__TASK GOAL__.
With the images removed, repeat the data below exactly.

__EXTRACTED DATA__.
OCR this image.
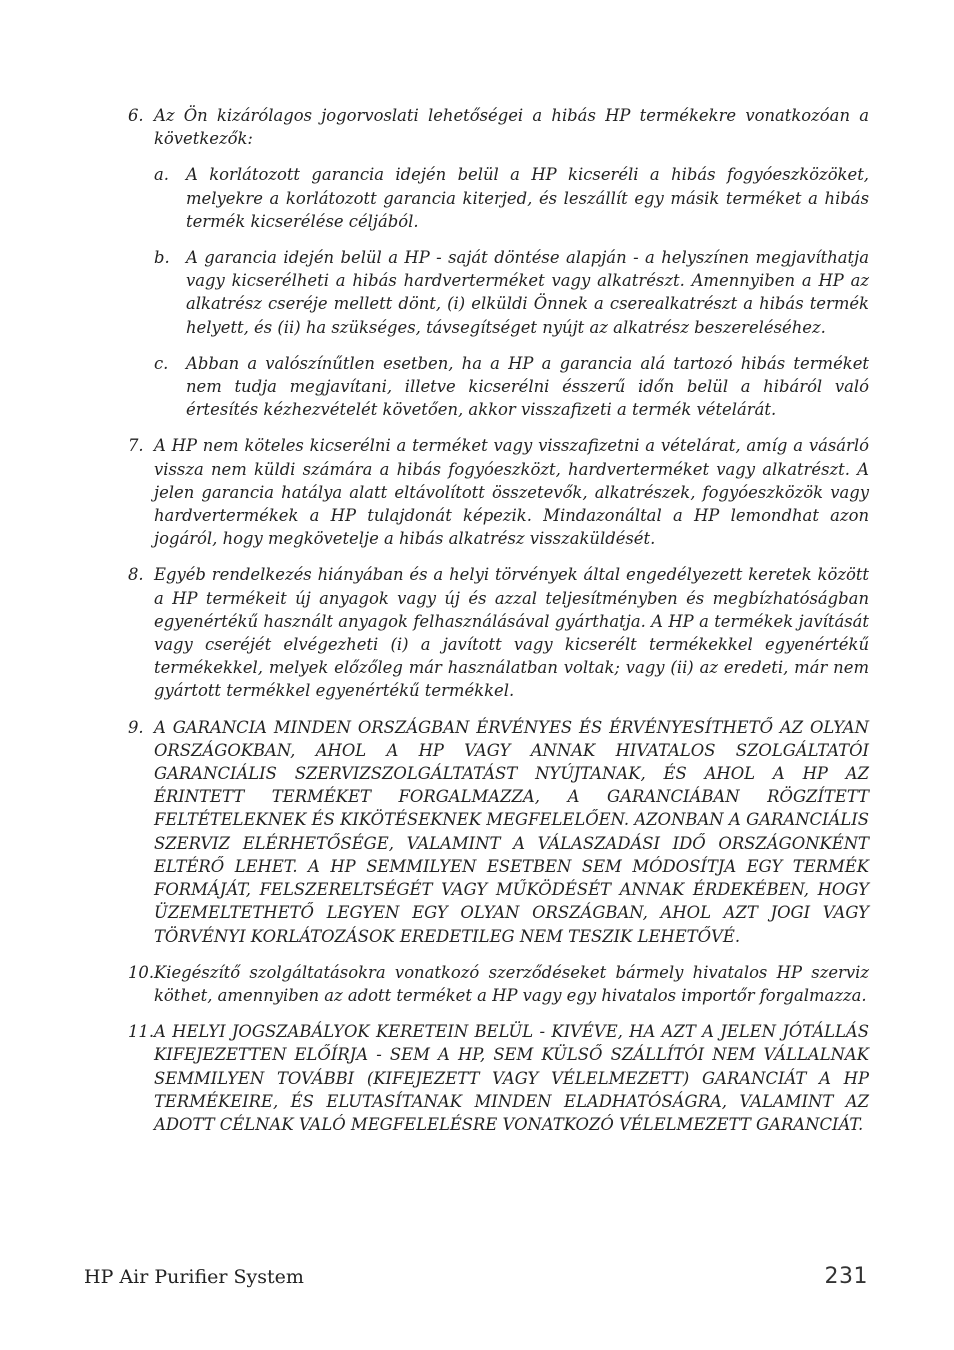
6. Az Ön kizárólagos jogorvoslati lehetőségei a hibás HP termékekre vonatkozóan a következők:
a.	A korlátozott garancia idején belül a HP kicseréli a hibás fogyóeszközöket, melyekre a korlátozott garancia kiterjed, és leszállít egy másik terméket a hibás termék kicserélése céljából.
b. A garancia idején belül a HP - saját döntése alapján - a helyszínen megjavíthatja vagy kicserélheti a hibás hardverterméket vagy alkatrészt. Amennyiben a HP az alkatrész cseréje mellett dönt, (i) elküldi Önnek a cserealkatrészt a hibás termék helyett, és (ii) ha szükséges, távsegítséget nyújt az alkatrész beszereléséhez.
c.	Abban a valószínűtlen esetben, ha a HP a garancia alá tartozó hibás terméket nem tudja megjavítani, illetve kicserélni ésszerű időn belül a hibáról való értesítés kézhezvételét követően, akkor visszafizeti a termék vételárát.
7. A HP nem köteles kicserélni a terméket vagy visszafizetni a vételárat, amíg a vásárló vissza nem küldi számára a hibás fogyóeszközt, hardverterméket vagy alkatrészt. A jelen garancia hatálya alatt eltávolított összetevők, alkatrészek, fogyóeszközök vagy hardvertermékek a HP tulajdonát képezik. Mindazonáltal a HP lemondhat azon jogáról, hogy megkövetelje a hibás alkatrész visszaküldését.
8. Egyéb rendelkezés hiányában és a helyi törvények által engedélyezett keretek között a HP termékeit új anyagok vagy új és azzal teljesítményben és megbízhatóságban egyenértékű használt anyagok felhasználásával gyárthatja. A HP a termékek javítását vagy cseréjét elvégezheti (i) a javított vagy kicserélt termékekkel egyenértékű termékekkel, melyek előzőleg már használatban voltak; vagy (ii) az eredeti, már nem gyártott termékkel egyenértékű termékkel.
9. A GARANCIA MINDEN ORSZÁGBAN ÉRVÉNYES ÉS ÉRVÉNYESÍTHETŐ AZ OLYAN ORSZÁGOKBAN, AHOL A HP VAGY ANNAK HIVATALOS SZOLGÁLTATÓI GARANCIÁLIS SZERVIZSZOLGÁLTATÁST NYÚJTANAK, ÉS AHOL A HP AZ ÉRINTETT TERMÉKET FORGALMAZZA, A GARANCIÁBAN RÖGZÍTETT FELTÉTELEKNEK ÉS KIKÖTÉSEKNEK MEGFELELŐEN. AZONBAN A GARANCIÁLIS SZERVIZ ELÉRHETŐSÉGE, VALAMINT A VÁLASZADÁSI IDŐ ORSZÁGONKÉNT ELTÉRŐ LEHET. A HP SEMMILYEN ESETBEN SEM MÓDOSÍTJA EGY TERMÉK FORMÁJÁT, FELSZERELTSÉGÉT VAGY MŰKÖDÉSÉT ANNAK ÉRDEKÉBEN, HOGY ÜZEMELTETHETŐ LEGYEN EGY OLYAN ORSZÁGBAN, AHOL AZT JOGI VAGY TÖRVÉNYI KORLÁTOZÁSOK EREDETILEG NEM TESZIK LEHETŐVÉ.
10. Kiegészítő szolgáltatásokra vonatkozó szerződéseket bármely hivatalos HP szerviz köthet, amennyiben az adott terméket a HP vagy egy hivatalos importőr forgalmazza.
11. A HELYI JOGSZABÁLYOK KERETEIN BELÜL - KIVÉVE, HA AZT A JELEN JÓTÁLLÁS KIFEJEZETTEN ELŐÍRJA - SEM A HP, SEM KÜLSŐ SZÁLLÍTÓI NEM VÁLLALNAK SEMMILYEN TOVÁBBI (KIFEJEZETT VAGY VÉLELMEZETT) GARANCIÁT A HP TERMÉKEIRE, ÉS ELUTASÍTANAK MINDEN ELADHATÓSÁGRA, VALAMINT AZ ADOTT CÉLNAK VALÓ MEGFELELÉSRE VONATKOZÓ VÉLELMEZETT GARANCIÁT.
HP Air Purifier System	231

__SOLUTION FOR THIS PROBLEM__.
OCR this image.
6. Az Ön kizárólagos jogorvoslati lehetőségei a hibás HP termékekre vonatkozóan a következők:
a.	A korlátozott garancia idején belül a HP kicseréli a hibás fogyóeszközöket, melyekre a korlátozott garancia kiterjed, és leszállít egy másik terméket a hibás termék kicserélése céljából.
b. A garancia idején belül a HP - saját döntése alapján - a helyszínen megjavíthatja vagy kicserélheti a hibás hardverterméket vagy alkatrészt. Amennyiben a HP az alkatrész cseréje mellett dönt, (i) elküldi Önnek a cserealkatrészt a hibás termék helyett, és (ii) ha szükséges, távsegítséget nyújt az alkatrész beszereléséhez.
c.	Abban a valószínűtlen esetben, ha a HP a garancia alá tartozó hibás terméket nem tudja megjavítani, illetve kicserélni ésszerű időn belül a hibáról való értesítés kézhezvételét követően, akkor visszafizeti a termék vételárát.
7. A HP nem köteles kicserélni a terméket vagy visszafizetni a vételárat, amíg a vásárló vissza nem küldi számára a hibás fogyóeszközt, hardverterméket vagy alkatrészt. A jelen garancia hatálya alatt eltávolított összetevők, alkatrészek, fogyóeszközök vagy hardvertermékek a HP tulajdonát képezik. Mindazonáltal a HP lemondhat azon jogáról, hogy megkövetelje a hibás alkatrész visszaküldését.
8. Egyéb rendelkezés hiányában és a helyi törvények által engedélyezett keretek között a HP termékeit új anyagok vagy új és azzal teljesítményben és megbízhatóságban egyenértékű használt anyagok felhasználásával gyárthatja. A HP a termékek javítását vagy cseréjét elvégezheti (i) a javított vagy kicserélt termékekkel egyenértékű termékekkel, melyek előzőleg már használatban voltak; vagy (ii) az eredeti, már nem gyártott termékkel egyenértékű termékkel.
9. A GARANCIA MINDEN ORSZÁGBAN ÉRVÉNYES ÉS ÉRVÉNYESÍTHETŐ AZ OLYAN ORSZÁGOKBAN, AHOL A HP VAGY ANNAK HIVATALOS SZOLGÁLTATÓI GARANCIÁLIS SZERVIZSZOLGÁLTATÁST NYÚJTANAK, ÉS AHOL A HP AZ ÉRINTETT TERMÉKET FORGALMAZZA, A GARANCIÁBAN RÖGZÍTETT FELTÉTELEKNEK ÉS KIKÖTÉSEKNEK MEGFELELŐEN. AZONBAN A GARANCIÁLIS SZERVIZ ELÉRHETŐSÉGE, VALAMINT A VÁLASZADÁSI IDŐ ORSZÁGONKÉNT ELTÉRŐ LEHET. A HP SEMMILYEN ESETBEN SEM MÓDOSÍTJA EGY TERMÉK FORMÁJÁT, FELSZERELTSÉGÉT VAGY MŰKÖDÉSÉT ANNAK ÉRDEKÉBEN, HOGY ÜZEMELTETHETŐ LEGYEN EGY OLYAN ORSZÁGBAN, AHOL AZT JOGI VAGY TÖRVÉNYI KORLÁTOZÁSOK EREDETILEG NEM TESZIK LEHETŐVÉ.
10. Kiegészítő szolgáltatásokra vonatkozó szerződéseket bármely hivatalos HP szerviz köthet, amennyiben az adott terméket a HP vagy egy hivatalos importőr forgalmazza.
11. A HELYI JOGSZABÁLYOK KERETEIN BELÜL - KIVÉVE, HA AZT A JELEN JÓTÁLLÁS KIFEJEZETTEN ELŐÍRJA - SEM A HP, SEM KÜLSŐ SZÁLLÍTÓI NEM VÁLLALNAK SEMMILYEN TOVÁBBI (KIFEJEZETT VAGY VÉLELMEZETT) GARANCIÁT A HP TERMÉKEIRE, ÉS ELUTASÍTANAK MINDEN ELADHATÓSÁGRA, VALAMINT AZ ADOTT CÉLNAK VALÓ MEGFELELÉSRE VONATKOZÓ VÉLELMEZETT GARANCIÁT.
HP Air Purifier System	231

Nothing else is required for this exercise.